PROBLEM TO SOLVE: Tally how many lines include "quod". The number is the whole answer.
--- START OF RECORDS TO PROCESS ---
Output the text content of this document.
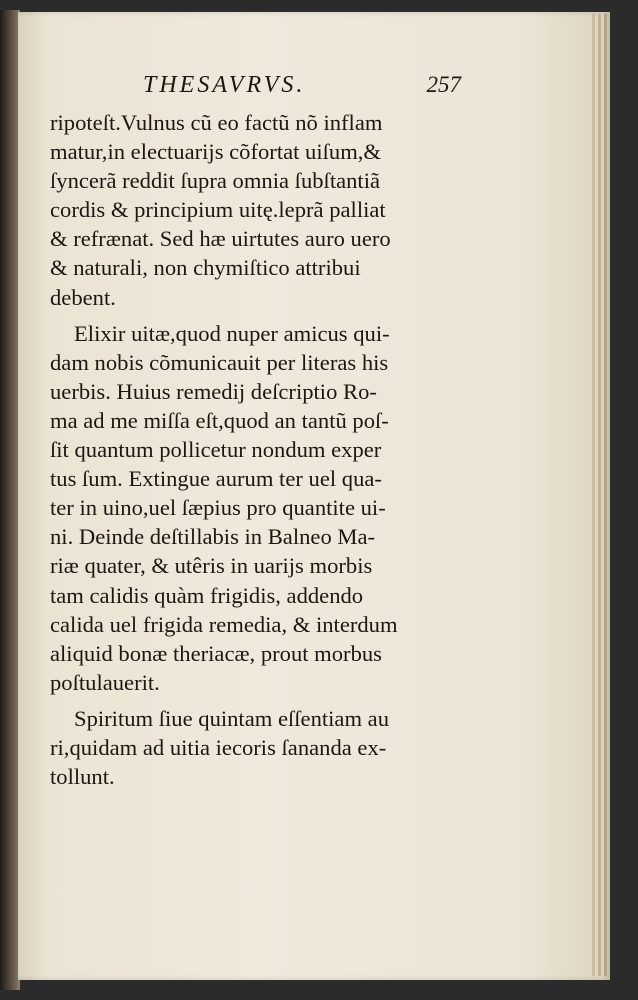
THESAVRVS.	257
ripoteſt.Vulnus cũ eo factũ nõ inflam
matur,in electuarijs cõfortat uiſum,&
ſyncerã reddit ſupra omnia ſubſtantiã
cordis & principium uitę.leprã palliat
& refrænat. Sed hæ uirtutes auro uero
& naturali, non chymiſtico attribui
debent.
Elixir uitæ,quod nuper amicus qui-
dam nobis cõmunicauit per literas his
uerbis. Huius remedij deſcriptio Ro-
ma ad me miſſa eſt,quod an tantũ poſ-
ſit quantum pollicetur nondum exper
tus ſum. Extingue aurum ter uel qua-
ter in uino,uel ſæpius pro quantite ui-
ni. Deinde deſtillabis in Balneo Ma-
riæ quater, & utêris in uarijs morbis
tam calidis quàm frigidis, addendo
calida uel frigida remedia, & interdum
aliquid bonæ theriacæ, prout morbus
poſtulauerit.
Spiritum ſiue quintam eſſentiam au
ri,quidam ad uitia iecoris ſananda ex-
tollunt.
--- END OF RECORDS TO PROCESS ---
EXPECTED ANSWER: 2